__Exercise requirements__. Go through the data below and copy it exactly, skipping every picture.

○ ○ ○

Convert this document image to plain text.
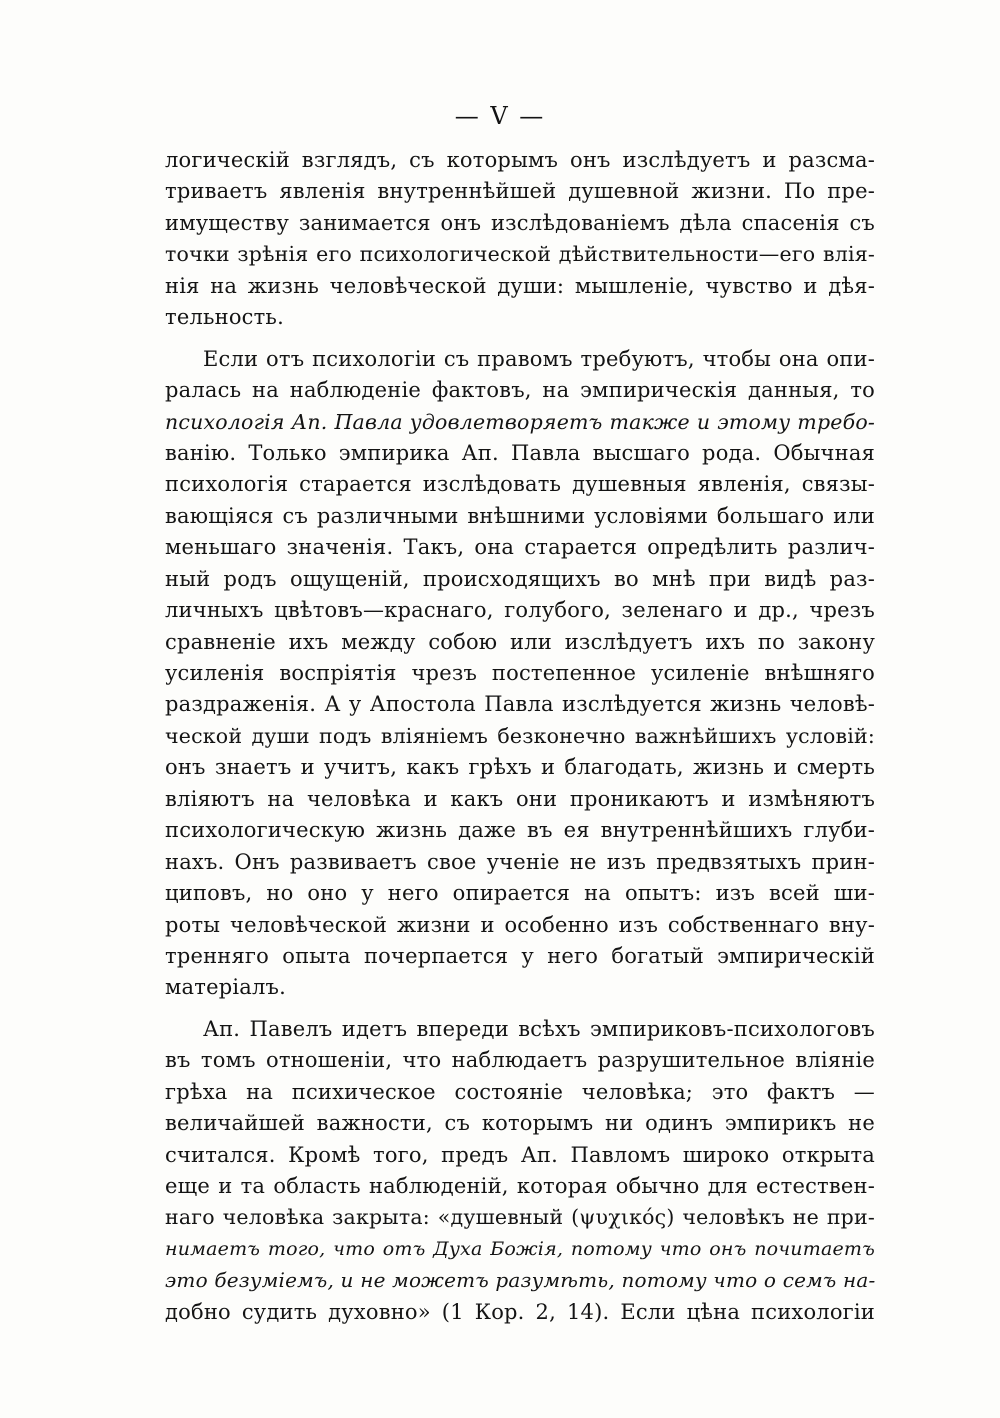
— V —
логическій взглядъ, съ которымъ онъ изслѣдуетъ и разсма-
триваетъ явленія внутреннѣйшей душевной жизни. По пре-
имуществу занимается онъ изслѣдованіемъ дѣла спасенія съ
точки зрѣнія его психологической дѣйствительности—его влія-
нія на жизнь человѣческой души: мышленіе, чувство и дѣя-
тельность.
Если отъ психологіи съ правомъ требуютъ, чтобы она опи-
ралась на наблюденіе фактовъ, на эмпирическія данныя, то
психологія Ап. Павла удовлетворяетъ также и этому требо-
ванію. Только эмпирика Ап. Павла высшаго рода. Обычная
психологія старается изслѣдовать душевныя явленія, связы-
вающіяся съ различными внѣшними условіями большаго или
меньшаго значенія. Такъ, она старается опредѣлить различ-
ный родъ ощущеній, происходящихъ во мнѣ при видѣ раз-
личныхъ цвѣтовъ—краснаго, голубого, зеленаго и др., чрезъ
сравненіе ихъ между собою или изслѣдуетъ ихъ по закону
усиленія воспріятія чрезъ постепенное усиленіе внѣшняго
раздраженія. А у Апостола Павла изслѣдуется жизнь человѣ-
ческой души подъ вліяніемъ безконечно важнѣйшихъ условій:
онъ знаетъ и учитъ, какъ грѣхъ и благодать, жизнь и смерть
вліяютъ на человѣка и какъ они проникаютъ и измѣняютъ
психологическую жизнь даже въ ея внутреннѣйшихъ глуби-
нахъ. Онъ развиваетъ свое ученіе не изъ предвзятыхъ прин-
циповъ, но оно у него опирается на опытъ: изъ всей ши-
роты человѣческой жизни и особенно изъ собственнаго вну-
тренняго опыта почерпается у него богатый эмпирическій
матеріалъ.
Ап. Павелъ идетъ впереди всѣхъ эмпириковъ-психологовъ
въ томъ отношеніи, что наблюдаетъ разрушительное вліяніе
грѣха на психическое состояніе человѣка; это фактъ —
величайшей важности, съ которымъ ни одинъ эмпирикъ не
считался. Кромѣ того, предъ Ап. Павломъ широко открыта
еще и та область наблюденій, которая обычно для естествен-
наго человѣка закрыта: «душевный (ψυχικός) человѣкъ не при-
нимаетъ того, что отъ Духа Божія, потому что онъ почитаетъ
это безуміемъ, и не можетъ разумѣть, потому что о семъ на-
добно судить духовно» (1 Кор. 2, 14). Если цѣна психологіи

○ ○ ○

__The output__.
Convert this document image to plain text.
— V —
логическій взглядъ, съ которымъ онъ изслѣдуетъ и разсма-
триваетъ явленія внутреннѣйшей душевной жизни. По пре-
имуществу занимается онъ изслѣдованіемъ дѣла спасенія съ
точки зрѣнія его психологической дѣйствительности—его влія-
нія на жизнь человѣческой души: мышленіе, чувство и дѣя-
тельность.
Если отъ психологіи съ правомъ требуютъ, чтобы она опи-
ралась на наблюденіе фактовъ, на эмпирическія данныя, то
психологія Ап. Павла удовлетворяетъ также и этому требо-
ванію. Только эмпирика Ап. Павла высшаго рода. Обычная
психологія старается изслѣдовать душевныя явленія, связы-
вающіяся съ различными внѣшними условіями большаго или
меньшаго значенія. Такъ, она старается опредѣлить различ-
ный родъ ощущеній, происходящихъ во мнѣ при видѣ раз-
личныхъ цвѣтовъ—краснаго, голубого, зеленаго и др., чрезъ
сравненіе ихъ между собою или изслѣдуетъ ихъ по закону
усиленія воспріятія чрезъ постепенное усиленіе внѣшняго
раздраженія. А у Апостола Павла изслѣдуется жизнь человѣ-
ческой души подъ вліяніемъ безконечно важнѣйшихъ условій:
онъ знаетъ и учитъ, какъ грѣхъ и благодать, жизнь и смерть
вліяютъ на человѣка и какъ они проникаютъ и измѣняютъ
психологическую жизнь даже въ ея внутреннѣйшихъ глуби-
нахъ. Онъ развиваетъ свое ученіе не изъ предвзятыхъ прин-
циповъ, но оно у него опирается на опытъ: изъ всей ши-
роты человѣческой жизни и особенно изъ собственнаго вну-
тренняго опыта почерпается у него богатый эмпирическій
матеріалъ.
Ап. Павелъ идетъ впереди всѣхъ эмпириковъ-психологовъ
въ томъ отношеніи, что наблюдаетъ разрушительное вліяніе
грѣха на психическое состояніе человѣка; это фактъ —
величайшей важности, съ которымъ ни одинъ эмпирикъ не
считался. Кромѣ того, предъ Ап. Павломъ широко открыта
еще и та область наблюденій, которая обычно для естествен-
наго человѣка закрыта: «душевный (ψυχικός) человѣкъ не при-
нимаетъ того, что отъ Духа Божія, потому что онъ почитаетъ
это безуміемъ, и не можетъ разумѣть, потому что о семъ на-
добно судить духовно» (1 Кор. 2, 14). Если цѣна психологіи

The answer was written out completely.